---- TASK INPUT

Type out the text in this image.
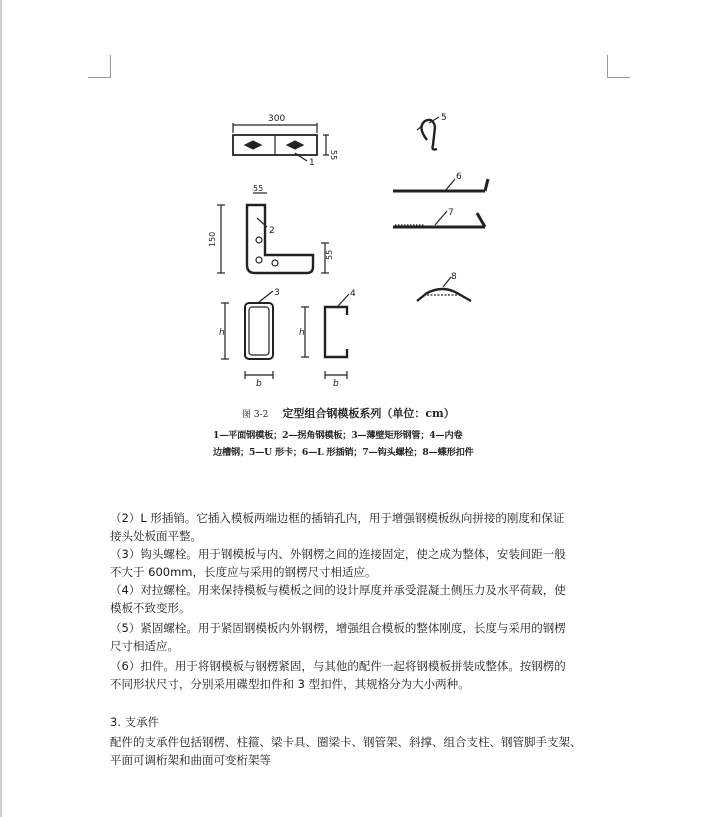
300
55
55
150
55
h	h
b	b
1
2
3	4
5
6
7
8
图 3-2 定型组合钢模板系列（单位：cm）
1—平面钢模板；2—拐角钢模板；3—薄壁矩形钢管；4—内卷
边槽钢；5—U 形卡；6—L 形插销；7—钩头螺栓；8—蝶形扣件
（2）L 形插销。它插入模板两端边框的插销孔内，用于增强钢模板纵向拼接的刚度和保证
接头处板面平整。
（3）钩头螺栓。用于钢模板与内、外钢楞之间的连接固定，使之成为整体，安装间距一般
不大于 600mm，长度应与采用的钢楞尺寸相适应。
（4）对拉螺栓。用来保持模板与模板之间的设计厚度并承受混凝土侧压力及水平荷载，使
模板不致变形。
（5）紧固螺栓。用于紧固钢模板内外钢楞，增强组合模板的整体刚度，长度与采用的钢楞
尺寸相适应。
（6）扣件。用于将钢模板与钢楞紧固，与其他的配件一起将钢模板拼装成整体。按钢楞的
不同形状尺寸，分别采用碟型扣件和 3 型扣件，其规格分为大小两种。
3. 支承件
配件的支承件包括钢楞、柱箍、梁卡具、圈梁卡、钢管架、斜撑、组合支柱、钢管脚手支架、
平面可调桁架和曲面可变桁架等
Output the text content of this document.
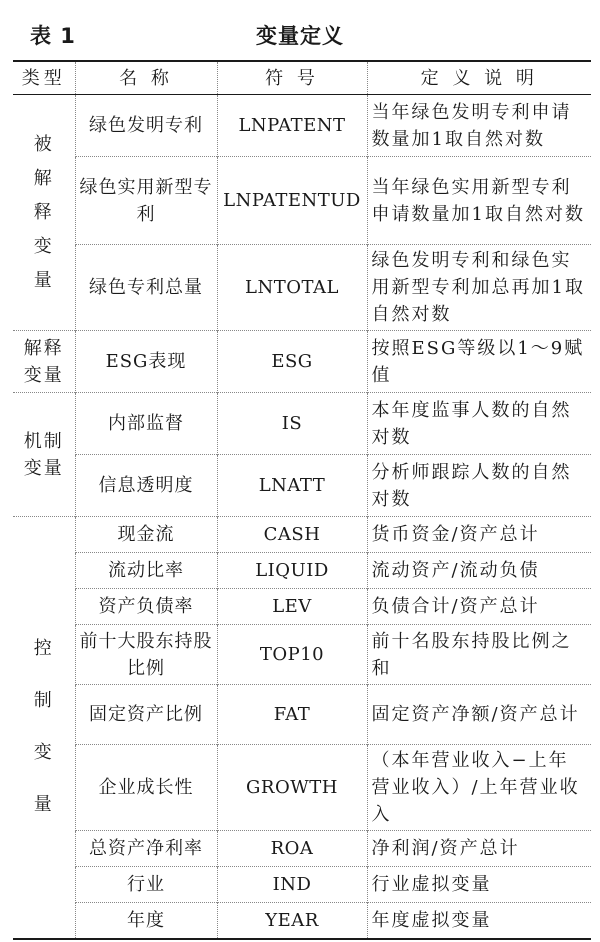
表 1	变量定义
类型	名 称	符 号	定 义 说 明
被解释变量	绿色发明专利	LNPATENT	当年绿色发明专利申请数量加1取自然对数
	绿色实用新型专利	LNPATENTUD	当年绿色实用新型专利申请数量加1取自然对数
	绿色专利总量	LNTOTAL	绿色发明专利和绿色实用新型专利加总再加1取自然对数
解释变量	ESG表现	ESG	按照ESG等级以1～9赋值
机制变量	内部监督	IS	本年度监事人数的自然对数
	信息透明度	LNATT	分析师跟踪人数的自然对数
控制变量	现金流	CASH	货币资金/资产总计
	流动比率	LIQUID	流动资产/流动负债
	资产负债率	LEV	负债合计/资产总计
	前十大股东持股比例	TOP10	前十名股东持股比例之和
	固定资产比例	FAT	固定资产净额/资产总计
	企业成长性	GROWTH	（本年营业收入−上年营业收入）/上年营业收入
	总资产净利率	ROA	净利润/资产总计
	行业	IND	行业虚拟变量
	年度	YEAR	年度虚拟变量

--------

Quote every record above exactly, leaving out any pictures.

Type out the text in this image.
300
55
55
150
55
h	h
b	b
1
2
3	4
5
6
7
8
图 3-2 定型组合钢模板系列（单位：cm）
1—平面钢模板；2—拐角钢模板；3—薄壁矩形钢管；4—内卷
边槽钢；5—U 形卡；6—L 形插销；7—钩头螺栓；8—蝶形扣件
（2）L 形插销。它插入模板两端边框的插销孔内，用于增强钢模板纵向拼接的刚度和保证
接头处板面平整。
（3）钩头螺栓。用于钢模板与内、外钢楞之间的连接固定，使之成为整体，安装间距一般
不大于 600mm，长度应与采用的钢楞尺寸相适应。
（4）对拉螺栓。用来保持模板与模板之间的设计厚度并承受混凝土侧压力及水平荷载，使
模板不致变形。
（5）紧固螺栓。用于紧固钢模板内外钢楞，增强组合模板的整体刚度，长度与采用的钢楞
尺寸相适应。
（6）扣件。用于将钢模板与钢楞紧固，与其他的配件一起将钢模板拼装成整体。按钢楞的
不同形状尺寸，分别采用碟型扣件和 3 型扣件，其规格分为大小两种。
3. 支承件
配件的支承件包括钢楞、柱箍、梁卡具、圈梁卡、钢管架、斜撑、组合支柱、钢管脚手支架、
平面可调桁架和曲面可变桁架等
Output the text content of this document.
表 1	变量定义
类型	名 称	符 号	定 义 说 明
被解释变量	绿色发明专利	LNPATENT	当年绿色发明专利申请数量加1取自然对数
	绿色实用新型专利	LNPATENTUD	当年绿色实用新型专利申请数量加1取自然对数
	绿色专利总量	LNTOTAL	绿色发明专利和绿色实用新型专利加总再加1取自然对数
解释变量	ESG表现	ESG	按照ESG等级以1～9赋值
机制变量	内部监督	IS	本年度监事人数的自然对数
	信息透明度	LNATT	分析师跟踪人数的自然对数
控制变量	现金流	CASH	货币资金/资产总计
	流动比率	LIQUID	流动资产/流动负债
	资产负债率	LEV	负债合计/资产总计
	前十大股东持股比例	TOP10	前十名股东持股比例之和
	固定资产比例	FAT	固定资产净额/资产总计
	企业成长性	GROWTH	（本年营业收入−上年营业收入）/上年营业收入
	总资产净利率	ROA	净利润/资产总计
	行业	IND	行业虚拟变量
	年度	YEAR	年度虚拟变量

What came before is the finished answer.